Tally how many lines in the rows below contain the string "retweet", with case counting, and reply with the number alone.
• • • •
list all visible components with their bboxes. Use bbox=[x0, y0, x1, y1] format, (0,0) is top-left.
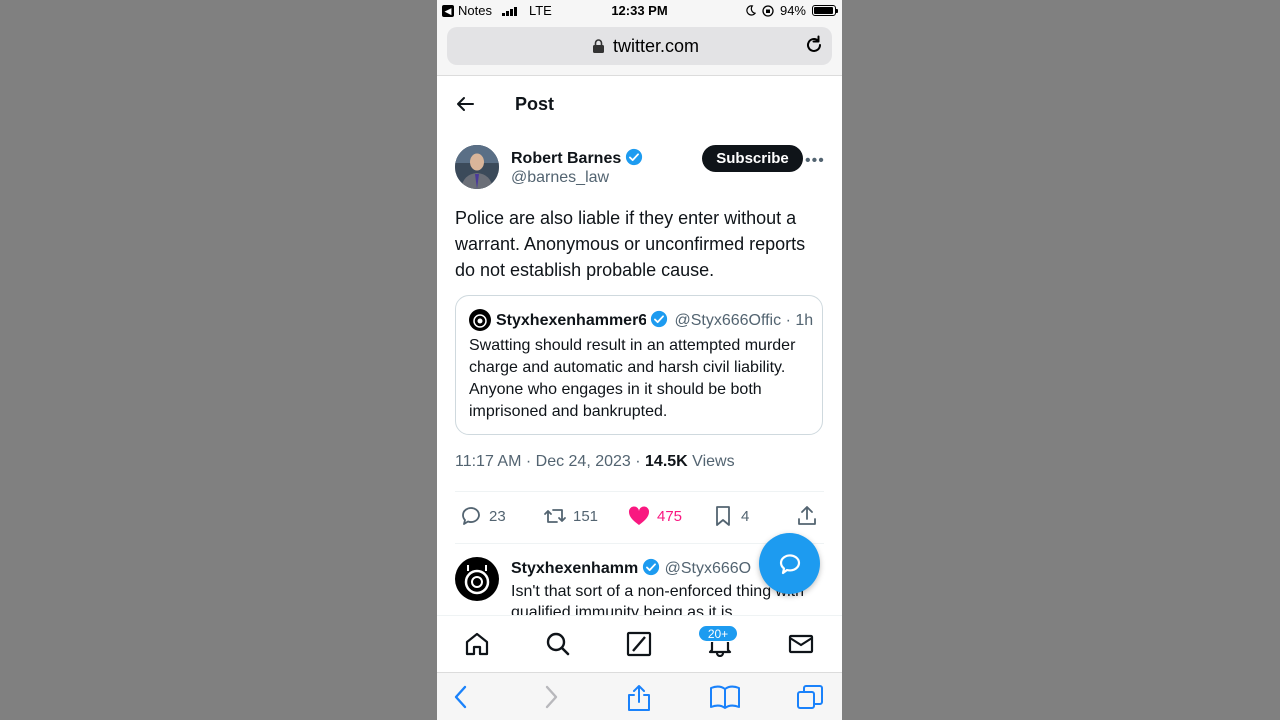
quote-text: Swatting should result in an attempted m… bbox=[469, 337, 796, 420]
like-count: 475 bbox=[657, 507, 683, 525]
page-title: Post bbox=[515, 94, 555, 114]
author-handle[interactable]: @barnes_law bbox=[511, 169, 609, 187]
reply-author-name[interactable]: Styxhexenhamm bbox=[511, 560, 638, 578]
views-label: Views bbox=[687, 453, 735, 470]
tweet-timestamp[interactable]: 11:17 AM · Dec 24, 2023 · bbox=[455, 453, 645, 470]
browser-forward-icon[interactable] bbox=[542, 684, 560, 710]
moon-icon bbox=[746, 5, 756, 16]
status-bar: ◀ Notes LTE 12:33 PM 94% bbox=[437, 0, 842, 22]
tweet-actions: 23 151 475 4 bbox=[437, 504, 842, 532]
quote-author-name: Styxhexenhammer6 bbox=[496, 312, 646, 329]
author-avatar[interactable] bbox=[455, 145, 499, 189]
lock-icon bbox=[593, 39, 604, 53]
reply-header: Styxhexenhamm @Styx666O bbox=[511, 558, 761, 578]
retweet-icon bbox=[544, 509, 566, 523]
browser-back-icon[interactable] bbox=[452, 684, 470, 710]
battery-icon bbox=[812, 5, 838, 16]
grok-icon[interactable] bbox=[626, 631, 652, 657]
bottom-navigation: 20+ bbox=[437, 615, 842, 672]
speech-bubble-icon bbox=[779, 553, 800, 574]
phone-screen: ◀ Notes LTE 12:33 PM 94% twitter.com Pos… bbox=[437, 0, 842, 720]
share-icon bbox=[798, 506, 816, 525]
home-icon[interactable] bbox=[464, 631, 490, 657]
url-text: twitter.com bbox=[613, 36, 700, 56]
bookmarks-book-icon[interactable] bbox=[709, 684, 741, 710]
retweet-button[interactable]: 151 bbox=[543, 504, 598, 528]
verified-badge-icon bbox=[650, 310, 668, 328]
bookmark-button[interactable]: 4 bbox=[711, 504, 749, 528]
quote-avatar bbox=[469, 309, 491, 331]
quoted-tweet[interactable]: Styxhexenhammer6 @Styx666Offic · 1h Swat… bbox=[455, 295, 823, 435]
divider bbox=[455, 491, 824, 492]
quote-time: · 1h bbox=[785, 312, 814, 329]
browser-share-icon[interactable] bbox=[626, 684, 652, 712]
reload-icon[interactable] bbox=[804, 35, 824, 55]
reply-button[interactable]: 23 bbox=[459, 504, 506, 528]
quote-author-handle: @Styx666Offic bbox=[674, 312, 782, 329]
like-button[interactable]: 475 bbox=[627, 504, 682, 528]
views-count: 14.5K bbox=[645, 453, 688, 470]
back-arrow-icon[interactable] bbox=[455, 94, 475, 114]
tweet-meta: 11:17 AM · Dec 24, 2023 · 14.5K Views bbox=[455, 453, 735, 471]
status-right: 94% bbox=[745, 3, 838, 18]
author-name[interactable]: Robert Barnes bbox=[511, 148, 643, 168]
messages-icon[interactable] bbox=[788, 631, 814, 657]
search-icon[interactable] bbox=[545, 631, 571, 657]
verified-badge-icon bbox=[643, 558, 660, 576]
reply-count: 23 bbox=[489, 507, 506, 525]
author-name-text: Robert Barnes bbox=[511, 150, 622, 167]
browser-address-area: twitter.com bbox=[437, 22, 842, 76]
share-button[interactable] bbox=[795, 504, 819, 528]
compose-reply-button[interactable] bbox=[759, 533, 820, 594]
reply-author-handle[interactable]: @Styx666O bbox=[665, 560, 752, 577]
subscribe-button[interactable]: Subscribe bbox=[702, 145, 803, 172]
verified-badge-icon bbox=[626, 148, 643, 166]
quote-header: Styxhexenhammer6 @Styx666Offic · 1h bbox=[496, 310, 814, 330]
page-header: Post bbox=[437, 76, 842, 132]
address-bar[interactable]: twitter.com bbox=[447, 27, 832, 65]
author-photo bbox=[455, 145, 499, 189]
bookmark-icon bbox=[716, 506, 730, 526]
tweet-text: Police are also liable if they enter wit… bbox=[455, 208, 806, 280]
bookmark-count: 4 bbox=[741, 507, 750, 525]
more-options-icon[interactable]: ••• bbox=[805, 152, 825, 170]
retweet-count: 151 bbox=[573, 507, 599, 525]
battery-label: 94% bbox=[779, 3, 806, 18]
tabs-icon[interactable] bbox=[796, 684, 824, 710]
browser-toolbar bbox=[437, 672, 842, 720]
orientation-lock-icon bbox=[762, 4, 774, 17]
heart-icon bbox=[628, 506, 650, 525]
reply-avatar[interactable] bbox=[455, 557, 499, 601]
notifications-badge: 20+ bbox=[698, 625, 738, 642]
reply-icon bbox=[462, 507, 480, 525]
• • • •
Result of the exercise>
3